- Direction
Please repeat all of the listing exactly.

Records:

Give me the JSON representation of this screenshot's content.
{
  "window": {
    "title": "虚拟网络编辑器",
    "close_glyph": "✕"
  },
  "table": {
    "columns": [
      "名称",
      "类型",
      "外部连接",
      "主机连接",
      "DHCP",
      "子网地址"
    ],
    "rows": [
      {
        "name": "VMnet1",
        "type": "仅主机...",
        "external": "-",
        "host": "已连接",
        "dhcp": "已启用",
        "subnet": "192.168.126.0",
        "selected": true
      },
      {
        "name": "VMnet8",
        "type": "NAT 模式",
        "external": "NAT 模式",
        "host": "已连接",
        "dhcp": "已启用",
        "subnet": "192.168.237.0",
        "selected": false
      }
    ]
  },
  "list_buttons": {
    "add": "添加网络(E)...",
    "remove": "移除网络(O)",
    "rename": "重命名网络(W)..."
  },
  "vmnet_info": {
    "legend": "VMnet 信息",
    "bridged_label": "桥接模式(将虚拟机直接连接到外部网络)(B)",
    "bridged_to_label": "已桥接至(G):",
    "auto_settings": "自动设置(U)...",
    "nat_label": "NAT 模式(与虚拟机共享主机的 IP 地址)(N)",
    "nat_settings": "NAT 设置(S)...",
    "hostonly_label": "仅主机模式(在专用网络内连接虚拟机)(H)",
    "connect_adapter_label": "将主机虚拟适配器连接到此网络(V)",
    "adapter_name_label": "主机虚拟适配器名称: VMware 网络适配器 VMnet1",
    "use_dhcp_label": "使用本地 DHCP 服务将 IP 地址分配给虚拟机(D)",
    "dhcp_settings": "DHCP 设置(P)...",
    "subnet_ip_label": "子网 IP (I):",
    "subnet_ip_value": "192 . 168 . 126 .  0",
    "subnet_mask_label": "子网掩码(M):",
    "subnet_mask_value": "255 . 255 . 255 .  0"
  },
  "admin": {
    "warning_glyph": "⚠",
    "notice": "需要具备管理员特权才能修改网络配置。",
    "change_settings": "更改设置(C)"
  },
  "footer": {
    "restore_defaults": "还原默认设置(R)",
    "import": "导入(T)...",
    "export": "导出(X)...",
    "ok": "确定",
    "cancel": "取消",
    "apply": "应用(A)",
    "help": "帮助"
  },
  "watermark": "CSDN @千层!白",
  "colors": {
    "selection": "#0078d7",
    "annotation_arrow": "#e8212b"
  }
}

- Reply to the exercise
Give me the JSON representation of this screenshot's content.
{
  "window": {
    "title": "虚拟网络编辑器",
    "close_glyph": "✕"
  },
  "table": {
    "columns": [
      "名称",
      "类型",
      "外部连接",
      "主机连接",
      "DHCP",
      "子网地址"
    ],
    "rows": [
      {
        "name": "VMnet1",
        "type": "仅主机...",
        "external": "-",
        "host": "已连接",
        "dhcp": "已启用",
        "subnet": "192.168.126.0",
        "selected": true
      },
      {
        "name": "VMnet8",
        "type": "NAT 模式",
        "external": "NAT 模式",
        "host": "已连接",
        "dhcp": "已启用",
        "subnet": "192.168.237.0",
        "selected": false
      }
    ]
  },
  "list_buttons": {
    "add": "添加网络(E)...",
    "remove": "移除网络(O)",
    "rename": "重命名网络(W)..."
  },
  "vmnet_info": {
    "legend": "VMnet 信息",
    "bridged_label": "桥接模式(将虚拟机直接连接到外部网络)(B)",
    "bridged_to_label": "已桥接至(G):",
    "auto_settings": "自动设置(U)...",
    "nat_label": "NAT 模式(与虚拟机共享主机的 IP 地址)(N)",
    "nat_settings": "NAT 设置(S)...",
    "hostonly_label": "仅主机模式(在专用网络内连接虚拟机)(H)",
    "connect_adapter_label": "将主机虚拟适配器连接到此网络(V)",
    "adapter_name_label": "主机虚拟适配器名称: VMware 网络适配器 VMnet1",
    "use_dhcp_label": "使用本地 DHCP 服务将 IP 地址分配给虚拟机(D)",
    "dhcp_settings": "DHCP 设置(P)...",
    "subnet_ip_label": "子网 IP (I):",
    "subnet_ip_value": "192 . 168 . 126 .  0",
    "subnet_mask_label": "子网掩码(M):",
    "subnet_mask_value": "255 . 255 . 255 .  0"
  },
  "admin": {
    "warning_glyph": "⚠",
    "notice": "需要具备管理员特权才能修改网络配置。",
    "change_settings": "更改设置(C)"
  },
  "footer": {
    "restore_defaults": "还原默认设置(R)",
    "import": "导入(T)...",
    "export": "导出(X)...",
    "ok": "确定",
    "cancel": "取消",
    "apply": "应用(A)",
    "help": "帮助"
  },
  "watermark": "CSDN @千层!白",
  "colors": {
    "selection": "#0078d7",
    "annotation_arrow": "#e8212b"
  }
}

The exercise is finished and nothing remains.